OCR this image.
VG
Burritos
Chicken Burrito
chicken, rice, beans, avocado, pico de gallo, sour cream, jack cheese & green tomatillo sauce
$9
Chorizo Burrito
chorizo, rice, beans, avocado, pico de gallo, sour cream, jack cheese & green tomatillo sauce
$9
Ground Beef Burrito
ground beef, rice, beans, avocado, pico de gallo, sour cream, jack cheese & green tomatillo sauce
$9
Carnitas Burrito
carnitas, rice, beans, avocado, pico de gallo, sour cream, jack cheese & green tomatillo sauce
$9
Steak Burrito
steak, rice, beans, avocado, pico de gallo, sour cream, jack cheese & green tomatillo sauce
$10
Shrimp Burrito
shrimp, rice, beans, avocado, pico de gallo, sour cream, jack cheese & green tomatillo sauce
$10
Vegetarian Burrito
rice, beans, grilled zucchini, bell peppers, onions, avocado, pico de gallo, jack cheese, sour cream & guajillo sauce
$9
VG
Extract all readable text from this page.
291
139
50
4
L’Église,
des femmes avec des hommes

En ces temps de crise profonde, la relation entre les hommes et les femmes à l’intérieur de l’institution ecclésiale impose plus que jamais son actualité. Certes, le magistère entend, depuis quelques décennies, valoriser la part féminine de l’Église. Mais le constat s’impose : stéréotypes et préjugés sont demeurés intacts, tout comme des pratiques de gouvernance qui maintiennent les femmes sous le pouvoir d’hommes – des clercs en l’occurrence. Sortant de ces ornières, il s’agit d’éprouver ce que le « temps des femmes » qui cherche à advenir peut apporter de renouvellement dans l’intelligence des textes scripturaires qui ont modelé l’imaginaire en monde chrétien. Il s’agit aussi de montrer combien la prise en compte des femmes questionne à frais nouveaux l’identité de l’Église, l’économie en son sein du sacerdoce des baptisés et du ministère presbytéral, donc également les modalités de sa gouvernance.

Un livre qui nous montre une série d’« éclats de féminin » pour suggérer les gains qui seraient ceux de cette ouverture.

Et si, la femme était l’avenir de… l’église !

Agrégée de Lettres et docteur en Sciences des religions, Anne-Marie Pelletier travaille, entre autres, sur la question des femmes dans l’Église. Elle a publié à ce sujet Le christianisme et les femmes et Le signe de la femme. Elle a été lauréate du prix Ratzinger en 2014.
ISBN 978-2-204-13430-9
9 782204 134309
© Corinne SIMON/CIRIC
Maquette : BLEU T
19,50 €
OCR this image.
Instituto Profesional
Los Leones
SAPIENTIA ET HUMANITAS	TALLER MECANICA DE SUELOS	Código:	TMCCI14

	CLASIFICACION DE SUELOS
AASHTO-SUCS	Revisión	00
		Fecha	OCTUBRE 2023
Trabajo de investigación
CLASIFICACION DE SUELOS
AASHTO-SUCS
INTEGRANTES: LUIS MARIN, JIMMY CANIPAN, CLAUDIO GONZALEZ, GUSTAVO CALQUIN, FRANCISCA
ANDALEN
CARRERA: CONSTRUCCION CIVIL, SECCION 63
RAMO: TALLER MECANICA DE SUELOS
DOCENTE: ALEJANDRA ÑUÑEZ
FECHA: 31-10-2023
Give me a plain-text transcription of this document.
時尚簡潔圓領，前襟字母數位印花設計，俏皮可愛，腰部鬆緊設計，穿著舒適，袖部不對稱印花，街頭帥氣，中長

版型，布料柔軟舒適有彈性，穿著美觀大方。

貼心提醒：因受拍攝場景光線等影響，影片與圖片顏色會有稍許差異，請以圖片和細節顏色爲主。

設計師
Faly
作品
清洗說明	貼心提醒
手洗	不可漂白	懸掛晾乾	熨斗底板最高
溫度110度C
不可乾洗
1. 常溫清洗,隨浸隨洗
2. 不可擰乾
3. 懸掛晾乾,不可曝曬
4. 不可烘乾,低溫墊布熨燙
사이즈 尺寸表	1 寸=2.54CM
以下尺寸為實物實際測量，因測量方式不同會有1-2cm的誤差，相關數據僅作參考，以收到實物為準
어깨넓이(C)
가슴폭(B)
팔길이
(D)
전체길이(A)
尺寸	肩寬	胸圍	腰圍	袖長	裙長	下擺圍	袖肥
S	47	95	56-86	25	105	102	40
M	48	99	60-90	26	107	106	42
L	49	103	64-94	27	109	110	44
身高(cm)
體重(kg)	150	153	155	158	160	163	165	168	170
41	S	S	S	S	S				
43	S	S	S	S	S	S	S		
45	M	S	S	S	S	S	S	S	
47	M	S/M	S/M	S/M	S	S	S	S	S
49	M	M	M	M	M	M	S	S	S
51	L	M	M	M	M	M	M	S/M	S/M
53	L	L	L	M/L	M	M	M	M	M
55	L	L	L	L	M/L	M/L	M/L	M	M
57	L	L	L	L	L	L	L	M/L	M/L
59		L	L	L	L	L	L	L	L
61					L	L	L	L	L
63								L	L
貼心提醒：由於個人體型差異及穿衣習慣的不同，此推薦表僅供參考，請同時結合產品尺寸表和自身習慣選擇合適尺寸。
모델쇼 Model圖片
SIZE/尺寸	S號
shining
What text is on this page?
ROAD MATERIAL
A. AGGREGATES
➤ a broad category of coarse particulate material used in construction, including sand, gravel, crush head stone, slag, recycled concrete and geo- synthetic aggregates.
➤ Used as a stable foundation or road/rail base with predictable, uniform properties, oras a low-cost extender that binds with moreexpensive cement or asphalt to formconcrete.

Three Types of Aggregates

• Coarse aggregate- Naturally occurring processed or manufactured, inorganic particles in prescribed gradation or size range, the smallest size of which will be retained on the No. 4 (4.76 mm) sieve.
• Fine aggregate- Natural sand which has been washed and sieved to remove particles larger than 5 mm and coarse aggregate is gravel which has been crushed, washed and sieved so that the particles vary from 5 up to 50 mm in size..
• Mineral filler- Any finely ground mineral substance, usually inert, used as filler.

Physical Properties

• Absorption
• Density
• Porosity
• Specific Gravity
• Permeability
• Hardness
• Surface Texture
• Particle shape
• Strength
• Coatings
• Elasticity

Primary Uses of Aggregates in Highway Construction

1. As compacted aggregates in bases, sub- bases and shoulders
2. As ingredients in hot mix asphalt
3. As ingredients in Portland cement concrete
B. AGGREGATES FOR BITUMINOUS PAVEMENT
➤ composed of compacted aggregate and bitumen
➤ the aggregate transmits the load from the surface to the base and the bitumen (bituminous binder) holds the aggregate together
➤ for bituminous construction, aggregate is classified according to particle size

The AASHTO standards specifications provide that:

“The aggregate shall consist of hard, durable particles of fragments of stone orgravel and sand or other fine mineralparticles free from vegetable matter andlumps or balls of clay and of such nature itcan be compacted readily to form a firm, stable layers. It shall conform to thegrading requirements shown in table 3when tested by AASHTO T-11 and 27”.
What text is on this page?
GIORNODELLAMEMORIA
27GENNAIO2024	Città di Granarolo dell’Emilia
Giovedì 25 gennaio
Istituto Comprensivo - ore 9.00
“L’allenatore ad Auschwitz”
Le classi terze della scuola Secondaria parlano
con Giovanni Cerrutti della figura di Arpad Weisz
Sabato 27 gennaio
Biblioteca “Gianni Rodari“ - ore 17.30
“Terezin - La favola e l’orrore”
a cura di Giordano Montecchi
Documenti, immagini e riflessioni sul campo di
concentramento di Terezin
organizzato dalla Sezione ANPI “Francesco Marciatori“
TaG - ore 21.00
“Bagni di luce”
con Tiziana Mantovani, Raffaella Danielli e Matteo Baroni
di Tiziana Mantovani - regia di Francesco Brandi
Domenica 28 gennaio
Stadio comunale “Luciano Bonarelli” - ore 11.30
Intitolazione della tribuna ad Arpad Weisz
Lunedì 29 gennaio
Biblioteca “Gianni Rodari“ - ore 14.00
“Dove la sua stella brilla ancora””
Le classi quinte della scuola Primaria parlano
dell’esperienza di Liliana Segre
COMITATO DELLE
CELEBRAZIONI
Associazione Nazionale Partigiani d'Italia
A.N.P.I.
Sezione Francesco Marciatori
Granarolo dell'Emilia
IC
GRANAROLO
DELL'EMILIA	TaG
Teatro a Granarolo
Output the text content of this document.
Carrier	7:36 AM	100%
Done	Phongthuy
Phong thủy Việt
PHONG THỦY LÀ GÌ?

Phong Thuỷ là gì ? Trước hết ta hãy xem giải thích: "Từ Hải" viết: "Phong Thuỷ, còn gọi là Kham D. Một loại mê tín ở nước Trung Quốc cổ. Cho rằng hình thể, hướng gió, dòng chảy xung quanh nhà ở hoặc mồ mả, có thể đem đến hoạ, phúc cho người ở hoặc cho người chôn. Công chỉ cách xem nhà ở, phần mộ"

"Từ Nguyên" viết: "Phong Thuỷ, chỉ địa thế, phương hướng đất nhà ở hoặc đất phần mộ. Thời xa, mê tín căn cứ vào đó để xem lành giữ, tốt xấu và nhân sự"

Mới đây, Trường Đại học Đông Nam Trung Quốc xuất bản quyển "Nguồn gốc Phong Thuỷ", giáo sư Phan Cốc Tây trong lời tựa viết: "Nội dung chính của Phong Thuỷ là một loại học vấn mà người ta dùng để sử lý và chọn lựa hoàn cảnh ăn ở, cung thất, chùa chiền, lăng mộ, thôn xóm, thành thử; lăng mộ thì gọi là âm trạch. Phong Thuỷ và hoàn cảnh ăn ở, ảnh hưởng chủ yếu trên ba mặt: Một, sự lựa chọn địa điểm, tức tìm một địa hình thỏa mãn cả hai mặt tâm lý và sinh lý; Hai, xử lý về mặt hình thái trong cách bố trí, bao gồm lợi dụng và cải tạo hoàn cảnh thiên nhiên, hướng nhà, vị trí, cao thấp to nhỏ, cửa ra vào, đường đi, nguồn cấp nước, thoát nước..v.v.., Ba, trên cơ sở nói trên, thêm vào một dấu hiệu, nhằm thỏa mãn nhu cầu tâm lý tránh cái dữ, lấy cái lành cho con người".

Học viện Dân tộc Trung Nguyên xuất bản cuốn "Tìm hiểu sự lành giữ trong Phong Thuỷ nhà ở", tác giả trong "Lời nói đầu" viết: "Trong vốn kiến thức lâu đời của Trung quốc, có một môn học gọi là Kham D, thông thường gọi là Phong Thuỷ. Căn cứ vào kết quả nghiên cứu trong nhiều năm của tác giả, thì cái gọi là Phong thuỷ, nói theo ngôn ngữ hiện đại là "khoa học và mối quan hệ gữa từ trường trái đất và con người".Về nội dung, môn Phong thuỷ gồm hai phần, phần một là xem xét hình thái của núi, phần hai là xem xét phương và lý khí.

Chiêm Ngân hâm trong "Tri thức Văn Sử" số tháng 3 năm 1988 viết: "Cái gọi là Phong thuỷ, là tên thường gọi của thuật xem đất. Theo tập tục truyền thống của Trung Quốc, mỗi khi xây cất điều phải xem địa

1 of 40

> **Work to do**: Only lines with "nước" are wanted here; list each of them.

> **Complete output**:
Phong Thuỷ là gì ? Trước hết ta hãy xem giải thích: "Từ Hải" viết: "Phong Thuỷ, còn gọi là Kham D. Một loại mê tín ở nước Trung Quốc cổ. Cho rằng hình thể, hướng gió, dòng chảy xung quanh nhà ở hoặc mồ mả, có thể đem đến hoạ, phúc cho người ở hoặc cho người chôn. Công chỉ cách xem nhà ở, phần mộ"
Mới đây, Trường Đại học Đông Nam Trung Quốc xuất bản quyển "Nguồn gốc Phong Thuỷ", giáo sư Phan Cốc Tây trong lời tựa viết: "Nội dung chính của Phong Thuỷ là một loại học vấn mà người ta dùng để sử lý và chọn lựa hoàn cảnh ăn ở, cung thất, chùa chiền, lăng mộ, thôn xóm, thành thử; lăng mộ thì gọi là âm trạch. Phong Thuỷ và hoàn cảnh ăn ở, ảnh hưởng chủ yếu trên ba mặt: Một, sự lựa chọn địa điểm, tức tìm một địa hình thỏa mãn cả hai mặt tâm lý và sinh lý; Hai, xử lý về mặt hình thái trong cách bố trí, bao gồm lợi dụng và cải tạo hoàn cảnh thiên nhiên, hướng nhà, vị trí, cao thấp to nhỏ, cửa ra vào, đường đi, nguồn cấp nước, thoát nước..v.v.., Ba, trên cơ sở nói trên, thêm vào một dấu hiệu, nhằm thỏa mãn nhu cầu tâm lý tránh cái dữ, lấy cái lành cho con người".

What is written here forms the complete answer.